= EXERCISE DESCRIPTION =
Identify all lines below that hold "blender" and collect them.

= MATERIALS PROVIDED =

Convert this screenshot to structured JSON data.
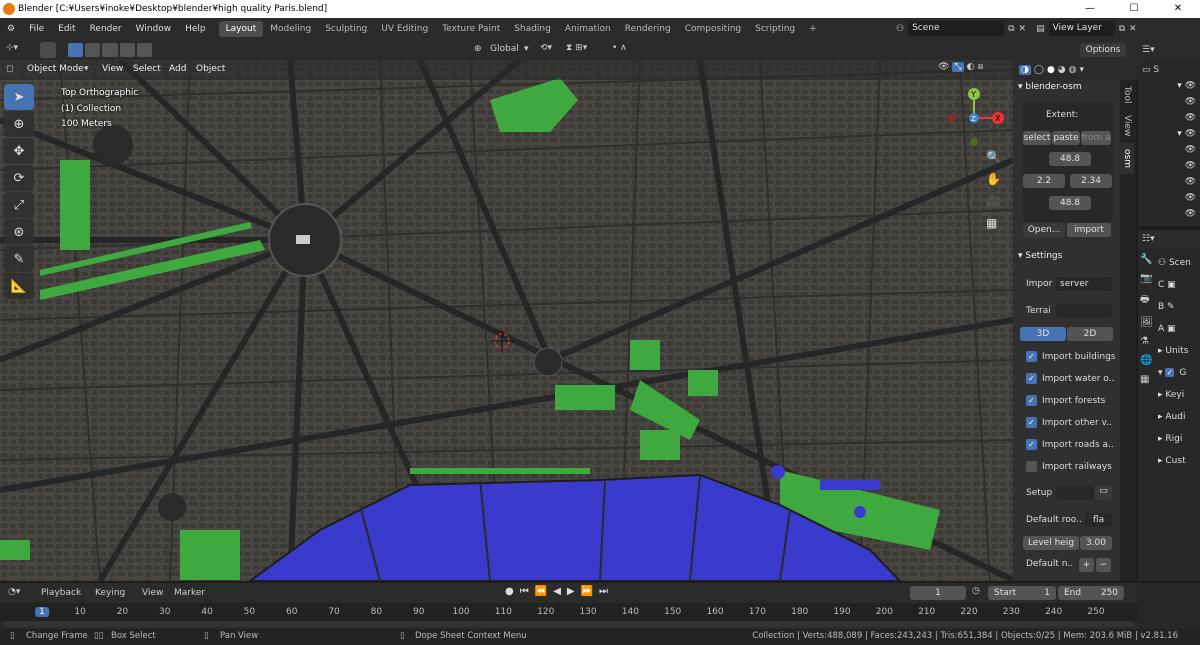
{
  "titlebar": {
    "title": "Blender [C:¥Users¥inoke¥Desktop¥blender¥high quality Paris.blend]",
    "minimize": "—",
    "maximize": "☐",
    "close": "✕"
  },
  "menu": [
    "File",
    "Edit",
    "Render",
    "Window",
    "Help"
  ],
  "workspaces": [
    "Layout",
    "Modeling",
    "Sculpting",
    "UV Editing",
    "Texture Paint",
    "Shading",
    "Animation",
    "Rendering",
    "Compositing",
    "Scripting",
    "+"
  ],
  "topright": {
    "scene": "Scene",
    "view_layer": "View Layer"
  },
  "header2": {
    "orientation": "Global",
    "options": "Options"
  },
  "viewport_header": {
    "mode": "Object Mode",
    "menus": [
      "View",
      "Select",
      "Add",
      "Object"
    ]
  },
  "viewport_info": {
    "view": "Top Orthographic",
    "collection": "(1) Collection",
    "scale": "100 Meters"
  },
  "npanel": {
    "panel_title": "blender-osm",
    "extent_label": "Extent:",
    "select": "select",
    "paste": "paste",
    "from_a": "from a",
    "north": "48.8",
    "west": "2.2",
    "east": "2.34",
    "south": "48.8",
    "open": "Open...",
    "import": "import",
    "settings": "Settings",
    "import_label": "Impor",
    "server": "server",
    "terrain_label": "Terrai",
    "mode_3d": "3D",
    "mode_2d": "2D",
    "checks": [
      {
        "label": "Import buildings",
        "on": true
      },
      {
        "label": "Import water o..",
        "on": true
      },
      {
        "label": "Import forests",
        "on": true
      },
      {
        "label": "Import other v..",
        "on": true
      },
      {
        "label": "Import roads a..",
        "on": true
      },
      {
        "label": "Import railways",
        "on": false
      }
    ],
    "setup": "Setup",
    "default_roof": "Default roo..",
    "roof_val": "fla",
    "level_height": "Level heig",
    "level_val": "3.00",
    "default_n": "Default n.."
  },
  "ntabs": [
    "Tool",
    "View",
    "osm"
  ],
  "outliner": {
    "s": "S"
  },
  "props": {
    "scene": "Scen",
    "c": "C",
    "b": "B",
    "a": "A",
    "units": "Units",
    "g": "G",
    "keyi": "Keyi",
    "audi": "Audi",
    "rigid": "Rigi",
    "cust": "Cust"
  },
  "timeline": {
    "menus": [
      "Playback",
      "Keying",
      "View",
      "Marker"
    ],
    "current": "1",
    "start_label": "Start",
    "start": "1",
    "end_label": "End",
    "end": "250",
    "ticks": [
      "1",
      "10",
      "20",
      "30",
      "40",
      "50",
      "60",
      "70",
      "80",
      "90",
      "100",
      "110",
      "120",
      "130",
      "140",
      "150",
      "160",
      "170",
      "180",
      "190",
      "200",
      "210",
      "220",
      "230",
      "240",
      "250"
    ]
  },
  "status": {
    "change_frame": "Change Frame",
    "box_select": "Box Select",
    "pan_view": "Pan View",
    "dope": "Dope Sheet Context Menu",
    "stats": "Collection | Verts:488,089 | Faces:243,243 | Tris:651,384 | Objects:0/25 | Mem: 203.6 MiB | v2.81.16"
  },
  "colors": {
    "accent": "#4772b3",
    "water": "#3a3acc",
    "park": "#3fa83f",
    "ground": "#4a4742",
    "road": "#2a2a2a",
    "building": "#3c3a37"
  }
}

= SOLUTION FOR THIS TASK =
    "title": "Blender [C:¥Users¥inoke¥Desktop¥blender¥high quality Paris.blend]",
    "panel_title": "blender-osm",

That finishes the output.